INFORMATION GIVEN ->
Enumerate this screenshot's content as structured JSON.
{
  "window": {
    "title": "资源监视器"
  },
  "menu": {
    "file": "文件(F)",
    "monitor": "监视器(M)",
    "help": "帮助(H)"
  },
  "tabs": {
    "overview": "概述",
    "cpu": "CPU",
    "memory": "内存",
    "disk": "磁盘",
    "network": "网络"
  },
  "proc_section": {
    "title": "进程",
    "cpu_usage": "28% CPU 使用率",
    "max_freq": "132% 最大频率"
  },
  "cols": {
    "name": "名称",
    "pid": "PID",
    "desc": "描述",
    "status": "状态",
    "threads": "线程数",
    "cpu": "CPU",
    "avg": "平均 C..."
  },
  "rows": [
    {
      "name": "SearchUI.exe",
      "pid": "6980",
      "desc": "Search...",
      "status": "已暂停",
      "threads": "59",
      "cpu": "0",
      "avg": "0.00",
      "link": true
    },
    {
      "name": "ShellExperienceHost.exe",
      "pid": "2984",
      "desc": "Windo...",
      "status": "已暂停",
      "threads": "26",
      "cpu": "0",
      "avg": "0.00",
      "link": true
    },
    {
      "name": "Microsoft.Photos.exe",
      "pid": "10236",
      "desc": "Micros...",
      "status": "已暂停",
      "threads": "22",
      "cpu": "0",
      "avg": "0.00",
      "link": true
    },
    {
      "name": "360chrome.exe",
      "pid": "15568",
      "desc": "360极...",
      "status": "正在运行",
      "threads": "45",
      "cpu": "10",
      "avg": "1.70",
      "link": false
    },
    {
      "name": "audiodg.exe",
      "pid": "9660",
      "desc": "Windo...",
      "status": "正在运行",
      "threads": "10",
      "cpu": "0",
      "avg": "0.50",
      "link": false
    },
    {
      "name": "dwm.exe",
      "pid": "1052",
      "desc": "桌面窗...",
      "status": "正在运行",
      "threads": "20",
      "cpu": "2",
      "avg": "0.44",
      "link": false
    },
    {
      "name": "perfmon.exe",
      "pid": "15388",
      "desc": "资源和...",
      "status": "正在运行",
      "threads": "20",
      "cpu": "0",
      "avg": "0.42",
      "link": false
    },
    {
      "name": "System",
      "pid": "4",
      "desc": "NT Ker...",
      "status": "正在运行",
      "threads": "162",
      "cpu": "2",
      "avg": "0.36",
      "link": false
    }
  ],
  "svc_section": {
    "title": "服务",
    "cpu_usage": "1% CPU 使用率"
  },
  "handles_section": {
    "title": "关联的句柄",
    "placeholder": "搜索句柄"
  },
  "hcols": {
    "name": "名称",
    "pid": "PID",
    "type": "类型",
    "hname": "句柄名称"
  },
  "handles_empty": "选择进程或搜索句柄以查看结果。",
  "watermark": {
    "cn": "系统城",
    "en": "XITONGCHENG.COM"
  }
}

PROBLEM STATEMENT ->
Can you restate every record above word for word?

RESPONSE FOR THIS EXERCISE ->
Enumerate this screenshot's content as structured JSON.
{
  "window": {
    "title": "资源监视器"
  },
  "menu": {
    "file": "文件(F)",
    "monitor": "监视器(M)",
    "help": "帮助(H)"
  },
  "tabs": {
    "overview": "概述",
    "cpu": "CPU",
    "memory": "内存",
    "disk": "磁盘",
    "network": "网络"
  },
  "proc_section": {
    "title": "进程",
    "cpu_usage": "28% CPU 使用率",
    "max_freq": "132% 最大频率"
  },
  "cols": {
    "name": "名称",
    "pid": "PID",
    "desc": "描述",
    "status": "状态",
    "threads": "线程数",
    "cpu": "CPU",
    "avg": "平均 C..."
  },
  "rows": [
    {
      "name": "SearchUI.exe",
      "pid": "6980",
      "desc": "Search...",
      "status": "已暂停",
      "threads": "59",
      "cpu": "0",
      "avg": "0.00",
      "link": true
    },
    {
      "name": "ShellExperienceHost.exe",
      "pid": "2984",
      "desc": "Windo...",
      "status": "已暂停",
      "threads": "26",
      "cpu": "0",
      "avg": "0.00",
      "link": true
    },
    {
      "name": "Microsoft.Photos.exe",
      "pid": "10236",
      "desc": "Micros...",
      "status": "已暂停",
      "threads": "22",
      "cpu": "0",
      "avg": "0.00",
      "link": true
    },
    {
      "name": "360chrome.exe",
      "pid": "15568",
      "desc": "360极...",
      "status": "正在运行",
      "threads": "45",
      "cpu": "10",
      "avg": "1.70",
      "link": false
    },
    {
      "name": "audiodg.exe",
      "pid": "9660",
      "desc": "Windo...",
      "status": "正在运行",
      "threads": "10",
      "cpu": "0",
      "avg": "0.50",
      "link": false
    },
    {
      "name": "dwm.exe",
      "pid": "1052",
      "desc": "桌面窗...",
      "status": "正在运行",
      "threads": "20",
      "cpu": "2",
      "avg": "0.44",
      "link": false
    },
    {
      "name": "perfmon.exe",
      "pid": "15388",
      "desc": "资源和...",
      "status": "正在运行",
      "threads": "20",
      "cpu": "0",
      "avg": "0.42",
      "link": false
    },
    {
      "name": "System",
      "pid": "4",
      "desc": "NT Ker...",
      "status": "正在运行",
      "threads": "162",
      "cpu": "2",
      "avg": "0.36",
      "link": false
    }
  ],
  "svc_section": {
    "title": "服务",
    "cpu_usage": "1% CPU 使用率"
  },
  "handles_section": {
    "title": "关联的句柄",
    "placeholder": "搜索句柄"
  },
  "hcols": {
    "name": "名称",
    "pid": "PID",
    "type": "类型",
    "hname": "句柄名称"
  },
  "handles_empty": "选择进程或搜索句柄以查看结果。",
  "watermark": {
    "cn": "系统城",
    "en": "XITONGCHENG.COM"
  }
}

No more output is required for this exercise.